КОРОТКОЕ УПРАЖНЕНИЕ 1: В чем, согласно отрывку о письмах Гиппиус, заключается художественное достоинство этих писем?

ИЗБРАННЫЙ ФРАГМЕНТ:
◆ ◆ ◆ ◆ ◆ ◆ ◆

Письма ее, кроме того, проливают свет на яркую индивидуальность поэта, ее внимательное отношение к близким ей по духу людям, желание им во всем помочь, беспокойство по поводу многочисленных русских религиозных группировок в Париже, искажающих лик Русской Православной Церкви, ее патриотизм, нетерпимость по отношению к большевикам, глубину ее метафизических воззрений и лояльное отношение к России — ‘без большевиков’. Письма в Клозон также передают зоркое внимание поэта ко всему, происходящему в русской эмиграции в Париже, включая пассивность, нужду и безденежье русских эмигрантов. Художественное достоинство этих писем заключается в точной, выразительной речи Гиппиус и ее многочисленных коротких характеристиках людей, которые предстают перед глазами читателя как ‘живые лица’. Ее изображение той части русской интеллигенции, которая сыграла большую роль в истории России, имеет немалое историко-литературное значение, т. к. они дают возможность непосвященному читателю увидеть некоторые ‘как?’ и ‘почему?’ русской революции 1917 г.

◆ ◆ ◆ ◆ ◆ ◆ ◆

ИСХОДНЫЕ ДАННЫЕ:
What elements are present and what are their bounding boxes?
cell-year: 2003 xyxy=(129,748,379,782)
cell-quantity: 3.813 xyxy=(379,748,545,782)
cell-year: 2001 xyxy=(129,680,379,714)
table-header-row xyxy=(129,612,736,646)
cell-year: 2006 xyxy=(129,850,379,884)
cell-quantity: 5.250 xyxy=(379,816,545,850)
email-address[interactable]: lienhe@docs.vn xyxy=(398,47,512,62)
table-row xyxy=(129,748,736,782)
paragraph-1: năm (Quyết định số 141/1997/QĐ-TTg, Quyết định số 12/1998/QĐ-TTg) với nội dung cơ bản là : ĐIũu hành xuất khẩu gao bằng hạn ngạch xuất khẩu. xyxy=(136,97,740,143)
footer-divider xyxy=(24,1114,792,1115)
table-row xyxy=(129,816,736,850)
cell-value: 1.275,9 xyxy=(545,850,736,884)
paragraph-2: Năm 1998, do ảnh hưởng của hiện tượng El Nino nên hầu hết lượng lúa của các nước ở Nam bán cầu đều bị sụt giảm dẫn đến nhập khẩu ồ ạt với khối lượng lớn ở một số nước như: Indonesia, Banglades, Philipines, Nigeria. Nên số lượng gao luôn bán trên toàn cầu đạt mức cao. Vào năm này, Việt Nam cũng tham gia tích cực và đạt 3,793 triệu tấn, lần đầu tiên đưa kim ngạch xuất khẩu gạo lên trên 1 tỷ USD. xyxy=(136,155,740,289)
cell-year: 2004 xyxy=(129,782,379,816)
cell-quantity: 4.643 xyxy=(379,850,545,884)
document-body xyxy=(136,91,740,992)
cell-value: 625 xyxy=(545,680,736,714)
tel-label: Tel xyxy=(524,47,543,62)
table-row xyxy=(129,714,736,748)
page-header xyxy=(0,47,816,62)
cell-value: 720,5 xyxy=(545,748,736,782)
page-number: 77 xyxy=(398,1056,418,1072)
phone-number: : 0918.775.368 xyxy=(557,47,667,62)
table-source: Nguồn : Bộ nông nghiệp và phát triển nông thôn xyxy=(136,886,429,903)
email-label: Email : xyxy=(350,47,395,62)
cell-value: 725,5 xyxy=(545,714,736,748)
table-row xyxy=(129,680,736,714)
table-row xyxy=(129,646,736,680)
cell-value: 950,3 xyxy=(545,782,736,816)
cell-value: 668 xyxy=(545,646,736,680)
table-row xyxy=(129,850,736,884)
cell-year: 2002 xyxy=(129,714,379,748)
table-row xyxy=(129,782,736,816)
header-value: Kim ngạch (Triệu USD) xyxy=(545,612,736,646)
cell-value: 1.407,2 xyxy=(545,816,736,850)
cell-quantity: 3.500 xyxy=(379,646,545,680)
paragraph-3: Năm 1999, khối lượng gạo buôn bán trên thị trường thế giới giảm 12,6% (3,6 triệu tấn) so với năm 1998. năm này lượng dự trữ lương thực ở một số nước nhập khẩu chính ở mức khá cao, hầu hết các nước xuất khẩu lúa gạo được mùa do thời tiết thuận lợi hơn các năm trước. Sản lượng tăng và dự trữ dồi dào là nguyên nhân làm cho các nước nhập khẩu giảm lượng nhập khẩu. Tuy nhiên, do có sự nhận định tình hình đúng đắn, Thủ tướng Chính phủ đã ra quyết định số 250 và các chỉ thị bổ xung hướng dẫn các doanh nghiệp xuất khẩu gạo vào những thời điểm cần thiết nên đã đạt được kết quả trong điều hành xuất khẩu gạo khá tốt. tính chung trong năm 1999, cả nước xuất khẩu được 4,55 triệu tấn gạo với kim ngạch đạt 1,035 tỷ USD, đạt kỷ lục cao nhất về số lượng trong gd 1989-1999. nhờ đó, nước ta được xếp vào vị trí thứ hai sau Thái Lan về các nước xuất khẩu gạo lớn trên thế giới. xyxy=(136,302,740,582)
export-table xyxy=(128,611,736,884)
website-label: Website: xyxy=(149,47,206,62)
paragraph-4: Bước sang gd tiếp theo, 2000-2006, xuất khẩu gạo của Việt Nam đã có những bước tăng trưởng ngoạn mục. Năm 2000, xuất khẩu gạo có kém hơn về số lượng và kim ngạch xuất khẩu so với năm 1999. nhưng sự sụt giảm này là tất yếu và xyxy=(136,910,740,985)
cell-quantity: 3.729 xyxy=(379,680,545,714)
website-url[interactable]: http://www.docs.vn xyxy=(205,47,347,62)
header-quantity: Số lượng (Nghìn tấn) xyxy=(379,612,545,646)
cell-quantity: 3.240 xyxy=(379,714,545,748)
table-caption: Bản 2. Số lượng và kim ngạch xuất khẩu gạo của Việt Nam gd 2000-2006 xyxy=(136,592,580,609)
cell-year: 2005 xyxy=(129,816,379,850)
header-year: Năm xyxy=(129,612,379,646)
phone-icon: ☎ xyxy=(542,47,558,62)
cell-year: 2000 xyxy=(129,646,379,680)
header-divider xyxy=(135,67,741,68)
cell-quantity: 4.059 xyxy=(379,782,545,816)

◆ ◆ ◆ ◆ ◆ ◆ ◆

КОРОТКОЕ УПРАЖНЕНИЕ 2: В листинге замените «table-row» на «data-row» на участке от начала листинга до строки с «paragraph-1: năm (Quyết» включительно. Выведите только эти строки, больше ничего не меняя.

ОТВЕТ К ЗАДАНИЮ 1: В точной, выразительной речи Гиппиус и ее многочисленных коротких характеристиках людей.

ОТВЕТ К ЗАДАНИЮ 2:
What elements are present and what are their bounding boxes?
cell-year: 2003 xyxy=(129,748,379,782)
cell-quantity: 3.813 xyxy=(379,748,545,782)
cell-year: 2001 xyxy=(129,680,379,714)
table-header-row xyxy=(129,612,736,646)
cell-year: 2006 xyxy=(129,850,379,884)
cell-quantity: 5.250 xyxy=(379,816,545,850)
email-address[interactable]: lienhe@docs.vn xyxy=(398,47,512,62)
data-row xyxy=(129,748,736,782)
paragraph-1: năm (Quyết định số 141/1997/QĐ-TTg, Quyết định số 12/1998/QĐ-TTg) với nội dung cơ bản là : ĐIũu hành xuất khẩu gao bằng hạn ngạch xuất khẩu. xyxy=(136,97,740,143)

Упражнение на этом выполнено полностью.